**** Dataset records
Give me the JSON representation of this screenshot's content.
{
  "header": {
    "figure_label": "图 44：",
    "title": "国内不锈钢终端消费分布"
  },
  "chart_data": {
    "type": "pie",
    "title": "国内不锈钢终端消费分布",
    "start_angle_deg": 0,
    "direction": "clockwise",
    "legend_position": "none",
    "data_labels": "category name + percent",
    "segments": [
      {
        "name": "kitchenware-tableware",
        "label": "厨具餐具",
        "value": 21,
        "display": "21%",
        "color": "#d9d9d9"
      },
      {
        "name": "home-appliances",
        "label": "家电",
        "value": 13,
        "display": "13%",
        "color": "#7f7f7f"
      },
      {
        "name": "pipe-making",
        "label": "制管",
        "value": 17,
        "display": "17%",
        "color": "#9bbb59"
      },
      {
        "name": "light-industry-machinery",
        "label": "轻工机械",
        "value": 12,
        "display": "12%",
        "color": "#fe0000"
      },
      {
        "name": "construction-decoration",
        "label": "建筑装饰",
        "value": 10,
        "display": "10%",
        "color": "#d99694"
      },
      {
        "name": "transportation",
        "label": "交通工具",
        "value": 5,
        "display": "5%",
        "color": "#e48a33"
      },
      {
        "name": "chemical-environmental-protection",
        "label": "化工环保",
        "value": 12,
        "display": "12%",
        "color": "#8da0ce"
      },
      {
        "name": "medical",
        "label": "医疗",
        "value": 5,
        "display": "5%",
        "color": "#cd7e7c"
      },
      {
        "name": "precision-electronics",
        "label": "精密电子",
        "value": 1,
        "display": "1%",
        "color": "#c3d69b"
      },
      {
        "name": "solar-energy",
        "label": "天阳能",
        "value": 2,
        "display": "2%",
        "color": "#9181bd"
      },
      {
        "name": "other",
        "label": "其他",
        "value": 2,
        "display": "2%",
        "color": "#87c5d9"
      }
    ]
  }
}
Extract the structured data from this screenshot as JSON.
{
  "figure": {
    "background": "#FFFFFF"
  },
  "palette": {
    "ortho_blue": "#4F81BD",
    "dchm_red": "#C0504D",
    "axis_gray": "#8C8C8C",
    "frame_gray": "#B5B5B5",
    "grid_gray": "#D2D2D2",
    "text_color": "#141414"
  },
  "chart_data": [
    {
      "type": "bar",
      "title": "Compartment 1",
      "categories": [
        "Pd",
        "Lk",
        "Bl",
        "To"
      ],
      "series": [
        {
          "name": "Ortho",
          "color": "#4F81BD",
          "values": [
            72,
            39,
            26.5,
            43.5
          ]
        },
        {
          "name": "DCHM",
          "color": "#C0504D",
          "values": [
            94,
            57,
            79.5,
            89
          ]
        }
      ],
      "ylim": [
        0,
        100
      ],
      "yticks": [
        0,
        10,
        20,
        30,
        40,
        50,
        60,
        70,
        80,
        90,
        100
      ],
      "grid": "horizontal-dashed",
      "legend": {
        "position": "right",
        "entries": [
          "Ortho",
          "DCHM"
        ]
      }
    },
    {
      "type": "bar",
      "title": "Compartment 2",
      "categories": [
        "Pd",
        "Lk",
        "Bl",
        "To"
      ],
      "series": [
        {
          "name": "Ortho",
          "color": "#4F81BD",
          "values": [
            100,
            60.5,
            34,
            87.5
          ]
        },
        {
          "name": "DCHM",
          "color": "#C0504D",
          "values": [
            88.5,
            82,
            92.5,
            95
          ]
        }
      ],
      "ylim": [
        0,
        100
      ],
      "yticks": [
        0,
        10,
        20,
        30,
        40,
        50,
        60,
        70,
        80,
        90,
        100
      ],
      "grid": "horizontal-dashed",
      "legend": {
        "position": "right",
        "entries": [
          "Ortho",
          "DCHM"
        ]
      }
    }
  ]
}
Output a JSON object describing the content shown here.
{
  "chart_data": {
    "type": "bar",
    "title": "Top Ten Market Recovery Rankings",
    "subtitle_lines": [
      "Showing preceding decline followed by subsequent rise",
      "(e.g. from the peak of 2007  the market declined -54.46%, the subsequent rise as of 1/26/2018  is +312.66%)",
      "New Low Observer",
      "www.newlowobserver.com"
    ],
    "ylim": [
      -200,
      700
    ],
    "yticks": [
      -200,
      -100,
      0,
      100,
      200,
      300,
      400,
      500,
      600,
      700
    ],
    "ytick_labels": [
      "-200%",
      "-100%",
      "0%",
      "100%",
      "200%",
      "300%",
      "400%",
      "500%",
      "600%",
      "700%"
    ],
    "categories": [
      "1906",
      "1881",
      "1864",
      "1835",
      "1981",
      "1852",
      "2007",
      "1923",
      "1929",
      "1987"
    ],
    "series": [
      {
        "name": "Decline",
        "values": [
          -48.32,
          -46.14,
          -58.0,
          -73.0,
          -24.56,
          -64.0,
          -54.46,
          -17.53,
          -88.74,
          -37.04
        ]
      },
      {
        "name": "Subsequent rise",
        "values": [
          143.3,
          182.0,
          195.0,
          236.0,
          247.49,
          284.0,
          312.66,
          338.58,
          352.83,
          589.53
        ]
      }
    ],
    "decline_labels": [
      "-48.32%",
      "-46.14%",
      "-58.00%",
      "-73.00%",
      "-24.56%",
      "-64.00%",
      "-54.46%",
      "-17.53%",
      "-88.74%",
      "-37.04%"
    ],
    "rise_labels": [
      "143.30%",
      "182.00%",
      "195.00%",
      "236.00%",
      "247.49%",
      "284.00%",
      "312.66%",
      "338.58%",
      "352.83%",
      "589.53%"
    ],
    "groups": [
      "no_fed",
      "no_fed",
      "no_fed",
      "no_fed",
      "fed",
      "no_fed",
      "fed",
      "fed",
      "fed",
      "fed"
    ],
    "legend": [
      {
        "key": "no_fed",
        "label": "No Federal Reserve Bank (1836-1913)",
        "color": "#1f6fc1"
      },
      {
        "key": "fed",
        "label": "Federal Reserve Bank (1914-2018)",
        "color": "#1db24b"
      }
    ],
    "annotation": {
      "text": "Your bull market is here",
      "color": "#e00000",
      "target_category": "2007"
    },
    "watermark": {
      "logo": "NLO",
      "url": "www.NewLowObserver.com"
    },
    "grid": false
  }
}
********
_Your objective_
Exactly reproduce every line found in the records.

_Result_
Give me the JSON representation of this screenshot's content.
{
  "header": {
    "figure_label": "图 44：",
    "title": "国内不锈钢终端消费分布"
  },
  "chart_data": {
    "type": "pie",
    "title": "国内不锈钢终端消费分布",
    "start_angle_deg": 0,
    "direction": "clockwise",
    "legend_position": "none",
    "data_labels": "category name + percent",
    "segments": [
      {
        "name": "kitchenware-tableware",
        "label": "厨具餐具",
        "value": 21,
        "display": "21%",
        "color": "#d9d9d9"
      },
      {
        "name": "home-appliances",
        "label": "家电",
        "value": 13,
        "display": "13%",
        "color": "#7f7f7f"
      },
      {
        "name": "pipe-making",
        "label": "制管",
        "value": 17,
        "display": "17%",
        "color": "#9bbb59"
      },
      {
        "name": "light-industry-machinery",
        "label": "轻工机械",
        "value": 12,
        "display": "12%",
        "color": "#fe0000"
      },
      {
        "name": "construction-decoration",
        "label": "建筑装饰",
        "value": 10,
        "display": "10%",
        "color": "#d99694"
      },
      {
        "name": "transportation",
        "label": "交通工具",
        "value": 5,
        "display": "5%",
        "color": "#e48a33"
      },
      {
        "name": "chemical-environmental-protection",
        "label": "化工环保",
        "value": 12,
        "display": "12%",
        "color": "#8da0ce"
      },
      {
        "name": "medical",
        "label": "医疗",
        "value": 5,
        "display": "5%",
        "color": "#cd7e7c"
      },
      {
        "name": "precision-electronics",
        "label": "精密电子",
        "value": 1,
        "display": "1%",
        "color": "#c3d69b"
      },
      {
        "name": "solar-energy",
        "label": "天阳能",
        "value": 2,
        "display": "2%",
        "color": "#9181bd"
      },
      {
        "name": "other",
        "label": "其他",
        "value": 2,
        "display": "2%",
        "color": "#87c5d9"
      }
    ]
  }
}
Extract the structured data from this screenshot as JSON.
{
  "figure": {
    "background": "#FFFFFF"
  },
  "palette": {
    "ortho_blue": "#4F81BD",
    "dchm_red": "#C0504D",
    "axis_gray": "#8C8C8C",
    "frame_gray": "#B5B5B5",
    "grid_gray": "#D2D2D2",
    "text_color": "#141414"
  },
  "chart_data": [
    {
      "type": "bar",
      "title": "Compartment 1",
      "categories": [
        "Pd",
        "Lk",
        "Bl",
        "To"
      ],
      "series": [
        {
          "name": "Ortho",
          "color": "#4F81BD",
          "values": [
            72,
            39,
            26.5,
            43.5
          ]
        },
        {
          "name": "DCHM",
          "color": "#C0504D",
          "values": [
            94,
            57,
            79.5,
            89
          ]
        }
      ],
      "ylim": [
        0,
        100
      ],
      "yticks": [
        0,
        10,
        20,
        30,
        40,
        50,
        60,
        70,
        80,
        90,
        100
      ],
      "grid": "horizontal-dashed",
      "legend": {
        "position": "right",
        "entries": [
          "Ortho",
          "DCHM"
        ]
      }
    },
    {
      "type": "bar",
      "title": "Compartment 2",
      "categories": [
        "Pd",
        "Lk",
        "Bl",
        "To"
      ],
      "series": [
        {
          "name": "Ortho",
          "color": "#4F81BD",
          "values": [
            100,
            60.5,
            34,
            87.5
          ]
        },
        {
          "name": "DCHM",
          "color": "#C0504D",
          "values": [
            88.5,
            82,
            92.5,
            95
          ]
        }
      ],
      "ylim": [
        0,
        100
      ],
      "yticks": [
        0,
        10,
        20,
        30,
        40,
        50,
        60,
        70,
        80,
        90,
        100
      ],
      "grid": "horizontal-dashed",
      "legend": {
        "position": "right",
        "entries": [
          "Ortho",
          "DCHM"
        ]
      }
    }
  ]
}
Output a JSON object describing the content shown here.
{
  "chart_data": {
    "type": "bar",
    "title": "Top Ten Market Recovery Rankings",
    "subtitle_lines": [
      "Showing preceding decline followed by subsequent rise",
      "(e.g. from the peak of 2007  the market declined -54.46%, the subsequent rise as of 1/26/2018  is +312.66%)",
      "New Low Observer",
      "www.newlowobserver.com"
    ],
    "ylim": [
      -200,
      700
    ],
    "yticks": [
      -200,
      -100,
      0,
      100,
      200,
      300,
      400,
      500,
      600,
      700
    ],
    "ytick_labels": [
      "-200%",
      "-100%",
      "0%",
      "100%",
      "200%",
      "300%",
      "400%",
      "500%",
      "600%",
      "700%"
    ],
    "categories": [
      "1906",
      "1881",
      "1864",
      "1835",
      "1981",
      "1852",
      "2007",
      "1923",
      "1929",
      "1987"
    ],
    "series": [
      {
        "name": "Decline",
        "values": [
          -48.32,
          -46.14,
          -58.0,
          -73.0,
          -24.56,
          -64.0,
          -54.46,
          -17.53,
          -88.74,
          -37.04
        ]
      },
      {
        "name": "Subsequent rise",
        "values": [
          143.3,
          182.0,
          195.0,
          236.0,
          247.49,
          284.0,
          312.66,
          338.58,
          352.83,
          589.53
        ]
      }
    ],
    "decline_labels": [
      "-48.32%",
      "-46.14%",
      "-58.00%",
      "-73.00%",
      "-24.56%",
      "-64.00%",
      "-54.46%",
      "-17.53%",
      "-88.74%",
      "-37.04%"
    ],
    "rise_labels": [
      "143.30%",
      "182.00%",
      "195.00%",
      "236.00%",
      "247.49%",
      "284.00%",
      "312.66%",
      "338.58%",
      "352.83%",
      "589.53%"
    ],
    "groups": [
      "no_fed",
      "no_fed",
      "no_fed",
      "no_fed",
      "fed",
      "no_fed",
      "fed",
      "fed",
      "fed",
      "fed"
    ],
    "legend": [
      {
        "key": "no_fed",
        "label": "No Federal Reserve Bank (1836-1913)",
        "color": "#1f6fc1"
      },
      {
        "key": "fed",
        "label": "Federal Reserve Bank (1914-2018)",
        "color": "#1db24b"
      }
    ],
    "annotation": {
      "text": "Your bull market is here",
      "color": "#e00000",
      "target_category": "2007"
    },
    "watermark": {
      "logo": "NLO",
      "url": "www.NewLowObserver.com"
    },
    "grid": false
  }
}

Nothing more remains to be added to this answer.